» EXERCISE INSTRUCTIONS: Check every line below for the word "Internal" and show those that hold it.

» PROVIDED ENTRIES:

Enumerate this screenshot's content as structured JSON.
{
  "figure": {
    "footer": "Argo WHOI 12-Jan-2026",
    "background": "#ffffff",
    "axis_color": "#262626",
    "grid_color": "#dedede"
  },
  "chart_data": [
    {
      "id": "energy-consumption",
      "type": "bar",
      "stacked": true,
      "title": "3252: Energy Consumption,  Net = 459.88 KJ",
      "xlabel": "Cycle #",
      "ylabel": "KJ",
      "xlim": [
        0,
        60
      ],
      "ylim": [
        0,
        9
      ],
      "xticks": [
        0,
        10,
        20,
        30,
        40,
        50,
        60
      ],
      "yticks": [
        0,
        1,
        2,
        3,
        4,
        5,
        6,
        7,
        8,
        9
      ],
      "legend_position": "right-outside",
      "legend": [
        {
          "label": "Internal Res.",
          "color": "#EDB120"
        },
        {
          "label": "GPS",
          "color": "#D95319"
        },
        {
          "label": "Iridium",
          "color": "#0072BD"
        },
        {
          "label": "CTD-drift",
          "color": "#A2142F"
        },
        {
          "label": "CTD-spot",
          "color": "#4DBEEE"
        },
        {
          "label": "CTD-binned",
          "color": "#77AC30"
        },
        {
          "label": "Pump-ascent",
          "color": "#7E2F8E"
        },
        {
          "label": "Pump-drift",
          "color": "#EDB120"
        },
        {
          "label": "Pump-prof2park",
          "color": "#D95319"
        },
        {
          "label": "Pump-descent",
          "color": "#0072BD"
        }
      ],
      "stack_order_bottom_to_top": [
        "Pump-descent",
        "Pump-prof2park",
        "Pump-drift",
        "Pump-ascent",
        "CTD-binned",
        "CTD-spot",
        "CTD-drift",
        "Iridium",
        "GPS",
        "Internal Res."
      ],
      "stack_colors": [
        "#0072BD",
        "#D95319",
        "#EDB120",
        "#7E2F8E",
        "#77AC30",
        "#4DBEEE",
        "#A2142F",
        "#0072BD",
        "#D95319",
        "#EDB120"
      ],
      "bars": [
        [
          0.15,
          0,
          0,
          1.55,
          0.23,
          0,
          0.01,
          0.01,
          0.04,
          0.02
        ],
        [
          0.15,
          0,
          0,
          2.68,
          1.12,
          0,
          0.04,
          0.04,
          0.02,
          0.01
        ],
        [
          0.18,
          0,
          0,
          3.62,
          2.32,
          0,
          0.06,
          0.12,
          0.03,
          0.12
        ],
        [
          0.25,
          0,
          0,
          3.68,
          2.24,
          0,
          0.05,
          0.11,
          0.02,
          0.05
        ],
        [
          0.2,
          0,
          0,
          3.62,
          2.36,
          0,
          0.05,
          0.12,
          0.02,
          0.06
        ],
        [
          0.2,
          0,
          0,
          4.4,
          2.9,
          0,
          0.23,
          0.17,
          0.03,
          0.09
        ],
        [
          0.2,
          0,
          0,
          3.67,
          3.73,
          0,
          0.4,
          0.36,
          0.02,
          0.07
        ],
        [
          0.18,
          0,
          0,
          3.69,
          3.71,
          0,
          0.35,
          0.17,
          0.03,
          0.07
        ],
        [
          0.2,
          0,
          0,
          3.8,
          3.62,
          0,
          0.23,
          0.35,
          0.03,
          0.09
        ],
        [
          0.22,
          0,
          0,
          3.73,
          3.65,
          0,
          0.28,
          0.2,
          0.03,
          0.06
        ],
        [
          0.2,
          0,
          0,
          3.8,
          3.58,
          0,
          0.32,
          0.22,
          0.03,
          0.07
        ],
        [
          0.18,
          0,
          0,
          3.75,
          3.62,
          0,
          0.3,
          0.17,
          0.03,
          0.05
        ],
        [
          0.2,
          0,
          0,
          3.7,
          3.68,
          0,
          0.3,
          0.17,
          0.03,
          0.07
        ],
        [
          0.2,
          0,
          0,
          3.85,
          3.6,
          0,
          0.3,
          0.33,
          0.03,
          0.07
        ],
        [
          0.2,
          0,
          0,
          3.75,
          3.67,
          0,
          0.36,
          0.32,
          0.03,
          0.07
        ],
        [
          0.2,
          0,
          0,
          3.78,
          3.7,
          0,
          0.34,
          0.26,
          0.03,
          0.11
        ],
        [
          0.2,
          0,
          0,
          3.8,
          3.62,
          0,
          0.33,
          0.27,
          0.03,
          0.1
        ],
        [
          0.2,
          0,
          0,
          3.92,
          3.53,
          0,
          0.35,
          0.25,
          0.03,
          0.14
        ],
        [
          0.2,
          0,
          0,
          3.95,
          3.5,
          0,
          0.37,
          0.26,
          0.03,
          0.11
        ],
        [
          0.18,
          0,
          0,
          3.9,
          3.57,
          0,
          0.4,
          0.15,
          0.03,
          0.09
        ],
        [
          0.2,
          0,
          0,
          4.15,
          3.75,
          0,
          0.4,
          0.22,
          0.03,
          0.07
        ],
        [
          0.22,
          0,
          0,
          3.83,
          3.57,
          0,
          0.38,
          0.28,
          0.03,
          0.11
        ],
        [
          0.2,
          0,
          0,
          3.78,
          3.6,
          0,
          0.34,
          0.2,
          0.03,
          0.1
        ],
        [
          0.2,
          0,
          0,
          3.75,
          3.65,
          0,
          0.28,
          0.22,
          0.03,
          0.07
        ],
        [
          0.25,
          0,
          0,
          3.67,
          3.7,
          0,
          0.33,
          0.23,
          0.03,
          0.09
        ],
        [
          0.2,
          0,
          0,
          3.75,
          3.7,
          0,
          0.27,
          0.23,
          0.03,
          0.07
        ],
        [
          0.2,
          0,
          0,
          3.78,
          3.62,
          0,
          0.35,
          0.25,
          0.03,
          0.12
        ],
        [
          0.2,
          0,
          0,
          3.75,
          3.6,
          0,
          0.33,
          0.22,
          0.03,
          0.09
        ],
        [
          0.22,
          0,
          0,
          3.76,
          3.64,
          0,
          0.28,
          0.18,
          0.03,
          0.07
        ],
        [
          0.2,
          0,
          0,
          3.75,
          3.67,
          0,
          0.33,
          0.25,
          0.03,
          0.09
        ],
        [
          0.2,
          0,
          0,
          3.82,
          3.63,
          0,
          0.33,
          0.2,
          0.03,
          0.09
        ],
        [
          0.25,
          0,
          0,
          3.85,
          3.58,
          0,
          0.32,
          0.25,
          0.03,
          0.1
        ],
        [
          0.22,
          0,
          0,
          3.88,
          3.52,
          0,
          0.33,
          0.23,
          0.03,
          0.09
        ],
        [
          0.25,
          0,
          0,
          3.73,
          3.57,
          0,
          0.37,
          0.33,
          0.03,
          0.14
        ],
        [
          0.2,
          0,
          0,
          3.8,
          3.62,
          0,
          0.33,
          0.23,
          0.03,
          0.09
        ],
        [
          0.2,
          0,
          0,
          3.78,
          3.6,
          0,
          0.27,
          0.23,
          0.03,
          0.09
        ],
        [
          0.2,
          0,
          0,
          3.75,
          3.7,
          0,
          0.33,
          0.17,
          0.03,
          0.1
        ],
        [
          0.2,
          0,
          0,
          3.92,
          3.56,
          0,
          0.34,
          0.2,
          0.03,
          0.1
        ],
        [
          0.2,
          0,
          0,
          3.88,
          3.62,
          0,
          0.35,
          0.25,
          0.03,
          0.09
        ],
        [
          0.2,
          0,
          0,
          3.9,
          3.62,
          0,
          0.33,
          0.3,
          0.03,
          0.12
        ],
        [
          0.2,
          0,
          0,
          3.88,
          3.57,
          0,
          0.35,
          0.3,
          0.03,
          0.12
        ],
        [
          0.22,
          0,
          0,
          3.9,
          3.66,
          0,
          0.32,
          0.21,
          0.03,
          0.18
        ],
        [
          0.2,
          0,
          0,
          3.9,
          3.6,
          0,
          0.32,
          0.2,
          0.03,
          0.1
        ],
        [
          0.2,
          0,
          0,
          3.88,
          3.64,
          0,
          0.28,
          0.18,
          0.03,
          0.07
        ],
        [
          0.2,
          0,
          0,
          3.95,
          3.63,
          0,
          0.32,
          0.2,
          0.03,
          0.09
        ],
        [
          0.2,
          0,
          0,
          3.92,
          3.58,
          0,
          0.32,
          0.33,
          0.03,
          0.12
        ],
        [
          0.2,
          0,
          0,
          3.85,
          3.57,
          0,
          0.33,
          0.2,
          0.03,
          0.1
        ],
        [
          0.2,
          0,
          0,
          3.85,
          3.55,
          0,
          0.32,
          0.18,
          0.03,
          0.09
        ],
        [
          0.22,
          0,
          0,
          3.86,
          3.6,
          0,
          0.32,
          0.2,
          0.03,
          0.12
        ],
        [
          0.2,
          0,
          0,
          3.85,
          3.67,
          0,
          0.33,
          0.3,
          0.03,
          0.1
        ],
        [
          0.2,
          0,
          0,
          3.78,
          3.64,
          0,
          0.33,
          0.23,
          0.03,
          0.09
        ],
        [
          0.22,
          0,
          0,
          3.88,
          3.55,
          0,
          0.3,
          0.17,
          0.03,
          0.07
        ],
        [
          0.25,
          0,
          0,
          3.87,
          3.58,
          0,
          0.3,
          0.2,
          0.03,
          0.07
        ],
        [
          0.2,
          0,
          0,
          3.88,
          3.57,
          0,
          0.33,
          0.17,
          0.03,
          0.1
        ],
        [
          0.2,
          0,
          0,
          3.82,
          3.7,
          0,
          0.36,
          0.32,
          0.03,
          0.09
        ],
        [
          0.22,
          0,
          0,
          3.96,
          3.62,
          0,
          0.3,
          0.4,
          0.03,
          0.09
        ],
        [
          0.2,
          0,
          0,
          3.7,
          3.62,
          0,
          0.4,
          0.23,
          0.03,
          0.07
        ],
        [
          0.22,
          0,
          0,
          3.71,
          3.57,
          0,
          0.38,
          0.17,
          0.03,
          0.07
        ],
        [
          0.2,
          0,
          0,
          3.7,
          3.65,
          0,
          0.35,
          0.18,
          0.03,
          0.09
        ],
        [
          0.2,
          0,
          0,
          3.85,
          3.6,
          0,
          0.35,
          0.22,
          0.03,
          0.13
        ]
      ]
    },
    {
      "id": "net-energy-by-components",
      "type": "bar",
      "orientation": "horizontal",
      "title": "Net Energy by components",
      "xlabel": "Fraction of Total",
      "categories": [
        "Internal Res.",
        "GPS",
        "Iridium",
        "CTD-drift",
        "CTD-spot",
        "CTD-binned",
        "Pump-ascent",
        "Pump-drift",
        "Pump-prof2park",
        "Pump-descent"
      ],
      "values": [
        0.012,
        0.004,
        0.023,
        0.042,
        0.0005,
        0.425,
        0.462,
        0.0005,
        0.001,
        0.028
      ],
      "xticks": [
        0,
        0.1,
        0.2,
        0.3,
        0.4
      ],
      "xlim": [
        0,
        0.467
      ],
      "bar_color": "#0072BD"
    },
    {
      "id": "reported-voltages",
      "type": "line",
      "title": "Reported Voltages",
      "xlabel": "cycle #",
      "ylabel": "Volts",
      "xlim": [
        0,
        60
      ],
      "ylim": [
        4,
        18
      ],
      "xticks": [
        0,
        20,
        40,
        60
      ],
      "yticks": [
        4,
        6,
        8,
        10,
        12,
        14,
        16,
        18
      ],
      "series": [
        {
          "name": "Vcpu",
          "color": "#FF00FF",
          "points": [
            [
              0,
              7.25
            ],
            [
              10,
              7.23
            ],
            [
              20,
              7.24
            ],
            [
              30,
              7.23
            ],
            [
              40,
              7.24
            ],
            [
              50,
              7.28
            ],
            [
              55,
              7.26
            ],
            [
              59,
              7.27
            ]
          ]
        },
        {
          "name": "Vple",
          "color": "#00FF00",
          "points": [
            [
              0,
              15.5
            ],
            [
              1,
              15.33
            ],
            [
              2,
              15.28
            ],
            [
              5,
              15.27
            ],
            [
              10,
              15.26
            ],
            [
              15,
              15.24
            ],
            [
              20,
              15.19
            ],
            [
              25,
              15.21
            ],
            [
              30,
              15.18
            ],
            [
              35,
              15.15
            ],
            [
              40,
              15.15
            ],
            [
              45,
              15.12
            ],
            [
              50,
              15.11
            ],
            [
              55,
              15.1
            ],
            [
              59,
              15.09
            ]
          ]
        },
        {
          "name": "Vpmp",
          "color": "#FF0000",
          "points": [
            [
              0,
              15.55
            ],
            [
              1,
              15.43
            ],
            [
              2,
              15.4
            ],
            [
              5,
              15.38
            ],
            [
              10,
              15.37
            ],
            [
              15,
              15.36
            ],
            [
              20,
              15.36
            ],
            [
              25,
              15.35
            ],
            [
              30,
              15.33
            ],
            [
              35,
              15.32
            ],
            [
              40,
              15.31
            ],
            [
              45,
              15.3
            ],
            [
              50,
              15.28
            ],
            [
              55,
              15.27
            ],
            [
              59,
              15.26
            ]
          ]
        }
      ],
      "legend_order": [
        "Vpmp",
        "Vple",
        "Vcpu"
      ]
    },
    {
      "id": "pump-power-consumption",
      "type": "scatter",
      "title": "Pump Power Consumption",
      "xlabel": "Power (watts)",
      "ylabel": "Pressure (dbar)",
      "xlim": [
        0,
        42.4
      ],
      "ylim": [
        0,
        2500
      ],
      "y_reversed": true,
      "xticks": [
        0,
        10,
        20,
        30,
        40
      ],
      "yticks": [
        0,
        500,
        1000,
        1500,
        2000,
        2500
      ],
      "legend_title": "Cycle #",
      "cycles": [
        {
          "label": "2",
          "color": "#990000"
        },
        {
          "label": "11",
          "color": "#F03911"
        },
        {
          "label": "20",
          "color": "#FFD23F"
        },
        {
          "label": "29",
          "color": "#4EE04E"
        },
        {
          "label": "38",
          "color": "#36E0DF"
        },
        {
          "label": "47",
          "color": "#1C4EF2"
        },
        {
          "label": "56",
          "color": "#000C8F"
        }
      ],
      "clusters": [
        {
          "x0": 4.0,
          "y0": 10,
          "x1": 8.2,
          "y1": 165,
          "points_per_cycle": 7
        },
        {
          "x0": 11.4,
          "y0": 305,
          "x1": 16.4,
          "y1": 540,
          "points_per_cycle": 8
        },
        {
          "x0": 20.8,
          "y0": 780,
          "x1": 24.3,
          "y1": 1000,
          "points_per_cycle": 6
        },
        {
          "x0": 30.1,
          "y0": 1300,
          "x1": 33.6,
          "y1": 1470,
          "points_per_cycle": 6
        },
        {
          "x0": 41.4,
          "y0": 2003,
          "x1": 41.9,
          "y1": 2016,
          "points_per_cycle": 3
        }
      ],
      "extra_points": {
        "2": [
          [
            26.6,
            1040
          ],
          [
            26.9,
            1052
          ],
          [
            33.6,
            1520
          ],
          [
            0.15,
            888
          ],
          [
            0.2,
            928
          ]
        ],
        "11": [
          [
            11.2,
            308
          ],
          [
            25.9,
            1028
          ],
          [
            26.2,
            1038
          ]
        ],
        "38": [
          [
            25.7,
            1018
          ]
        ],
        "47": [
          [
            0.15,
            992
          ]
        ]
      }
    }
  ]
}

» EXERCISE RESPONSE:
          "label": "Internal Res.",
        "Internal Res."
        "Internal Res.",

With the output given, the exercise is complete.